## Short problem:
Check each line of the material. Copy those containing "vengono".

## Material for the task:
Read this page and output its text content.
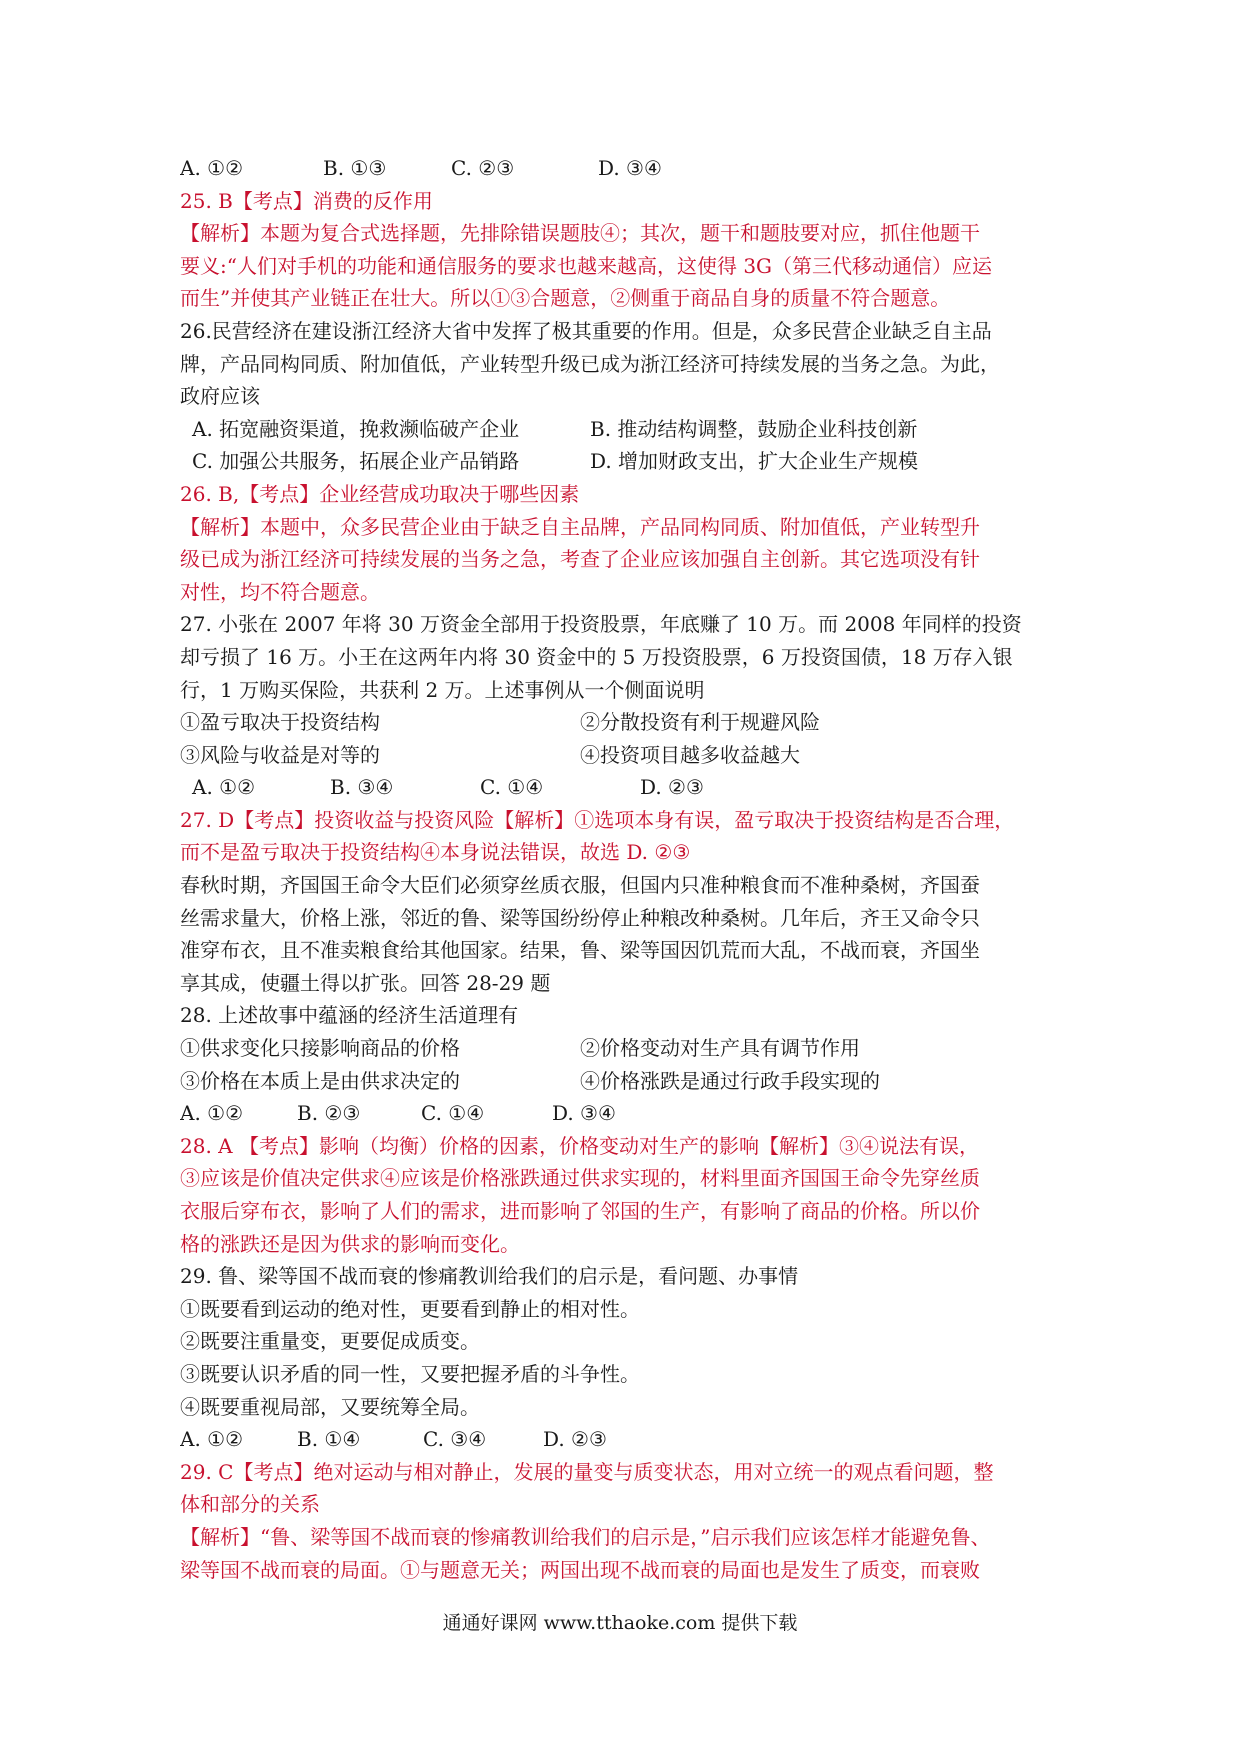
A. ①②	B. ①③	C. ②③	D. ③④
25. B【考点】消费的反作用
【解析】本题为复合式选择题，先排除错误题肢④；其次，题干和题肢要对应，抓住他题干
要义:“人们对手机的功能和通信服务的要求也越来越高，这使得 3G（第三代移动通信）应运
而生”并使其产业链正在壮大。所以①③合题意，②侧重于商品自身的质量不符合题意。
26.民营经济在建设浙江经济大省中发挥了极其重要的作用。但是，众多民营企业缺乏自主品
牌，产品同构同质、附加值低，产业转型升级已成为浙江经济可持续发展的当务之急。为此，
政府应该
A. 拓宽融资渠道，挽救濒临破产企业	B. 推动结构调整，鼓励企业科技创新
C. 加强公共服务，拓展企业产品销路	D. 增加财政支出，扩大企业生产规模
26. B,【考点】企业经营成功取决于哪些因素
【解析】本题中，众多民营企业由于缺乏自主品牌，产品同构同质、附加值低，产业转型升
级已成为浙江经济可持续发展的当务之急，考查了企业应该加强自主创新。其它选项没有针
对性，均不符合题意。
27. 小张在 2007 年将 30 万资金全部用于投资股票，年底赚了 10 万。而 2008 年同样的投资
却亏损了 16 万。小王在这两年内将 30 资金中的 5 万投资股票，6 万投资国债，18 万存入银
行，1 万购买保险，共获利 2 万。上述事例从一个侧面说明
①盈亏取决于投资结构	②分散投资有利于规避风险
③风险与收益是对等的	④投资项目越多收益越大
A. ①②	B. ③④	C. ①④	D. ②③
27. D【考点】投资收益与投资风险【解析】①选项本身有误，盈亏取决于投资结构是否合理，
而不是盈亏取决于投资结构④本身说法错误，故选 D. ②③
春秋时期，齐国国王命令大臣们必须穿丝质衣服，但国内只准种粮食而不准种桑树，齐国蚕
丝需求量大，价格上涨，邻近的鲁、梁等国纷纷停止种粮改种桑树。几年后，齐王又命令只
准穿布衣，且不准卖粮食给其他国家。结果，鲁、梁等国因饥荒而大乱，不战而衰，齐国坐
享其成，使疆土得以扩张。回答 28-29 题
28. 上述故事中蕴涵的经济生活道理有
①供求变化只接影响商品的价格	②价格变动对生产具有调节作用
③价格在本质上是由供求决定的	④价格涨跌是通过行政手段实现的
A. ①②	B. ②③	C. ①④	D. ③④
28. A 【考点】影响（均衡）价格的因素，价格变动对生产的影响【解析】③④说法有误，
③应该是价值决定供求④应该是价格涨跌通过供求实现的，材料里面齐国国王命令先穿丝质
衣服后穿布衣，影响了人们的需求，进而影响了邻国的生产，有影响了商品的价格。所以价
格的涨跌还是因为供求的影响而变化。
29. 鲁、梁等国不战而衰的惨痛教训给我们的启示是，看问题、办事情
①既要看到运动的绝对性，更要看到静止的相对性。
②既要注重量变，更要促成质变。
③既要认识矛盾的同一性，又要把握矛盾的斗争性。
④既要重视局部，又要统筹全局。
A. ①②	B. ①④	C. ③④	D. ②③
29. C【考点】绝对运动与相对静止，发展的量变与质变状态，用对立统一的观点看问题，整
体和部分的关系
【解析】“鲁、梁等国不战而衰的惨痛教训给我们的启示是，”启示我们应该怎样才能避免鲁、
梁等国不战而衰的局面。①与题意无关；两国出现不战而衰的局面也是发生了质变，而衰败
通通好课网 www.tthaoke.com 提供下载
---
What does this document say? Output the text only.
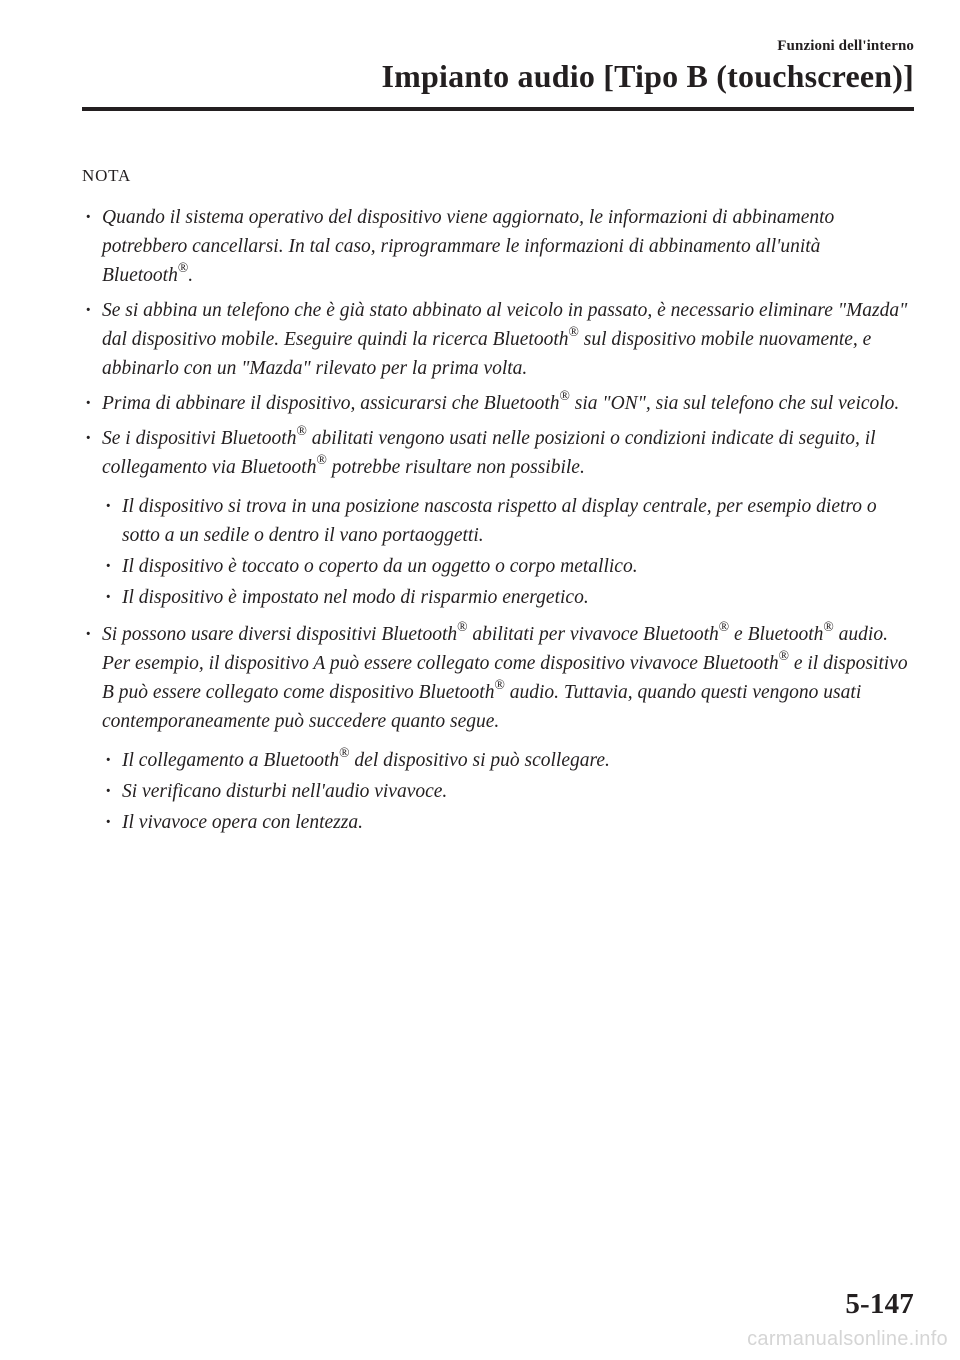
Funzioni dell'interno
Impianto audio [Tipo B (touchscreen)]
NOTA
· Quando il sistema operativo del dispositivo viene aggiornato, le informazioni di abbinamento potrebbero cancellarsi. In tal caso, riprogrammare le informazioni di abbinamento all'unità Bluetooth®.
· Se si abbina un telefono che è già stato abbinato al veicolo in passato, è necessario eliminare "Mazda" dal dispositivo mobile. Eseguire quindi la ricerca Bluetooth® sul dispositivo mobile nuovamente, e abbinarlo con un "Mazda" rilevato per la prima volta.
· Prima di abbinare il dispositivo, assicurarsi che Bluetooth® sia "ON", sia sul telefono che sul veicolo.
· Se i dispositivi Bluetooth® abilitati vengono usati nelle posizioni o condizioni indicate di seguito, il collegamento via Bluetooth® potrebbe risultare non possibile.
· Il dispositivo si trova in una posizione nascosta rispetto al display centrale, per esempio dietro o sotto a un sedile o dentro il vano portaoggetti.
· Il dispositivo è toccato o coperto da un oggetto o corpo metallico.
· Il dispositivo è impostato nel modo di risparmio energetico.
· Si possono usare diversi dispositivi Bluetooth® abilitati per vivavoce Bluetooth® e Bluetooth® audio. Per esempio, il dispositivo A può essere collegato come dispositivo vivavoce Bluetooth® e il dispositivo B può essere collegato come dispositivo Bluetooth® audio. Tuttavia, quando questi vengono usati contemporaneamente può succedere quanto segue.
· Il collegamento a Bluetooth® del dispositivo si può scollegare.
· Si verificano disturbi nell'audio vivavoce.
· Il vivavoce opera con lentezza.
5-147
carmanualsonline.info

## Solution:
· Se i dispositivi Bluetooth® abilitati vengono usati nelle posizioni o condizioni indicate di seguito, il collegamento via Bluetooth® potrebbe risultare non possibile.
· Si possono usare diversi dispositivi Bluetooth® abilitati per vivavoce Bluetooth® e Bluetooth® audio. Per esempio, il dispositivo A può essere collegato come dispositivo vivavoce Bluetooth® e il dispositivo B può essere collegato come dispositivo Bluetooth® audio. Tuttavia, quando questi vengono usati contemporaneamente può succedere quanto segue.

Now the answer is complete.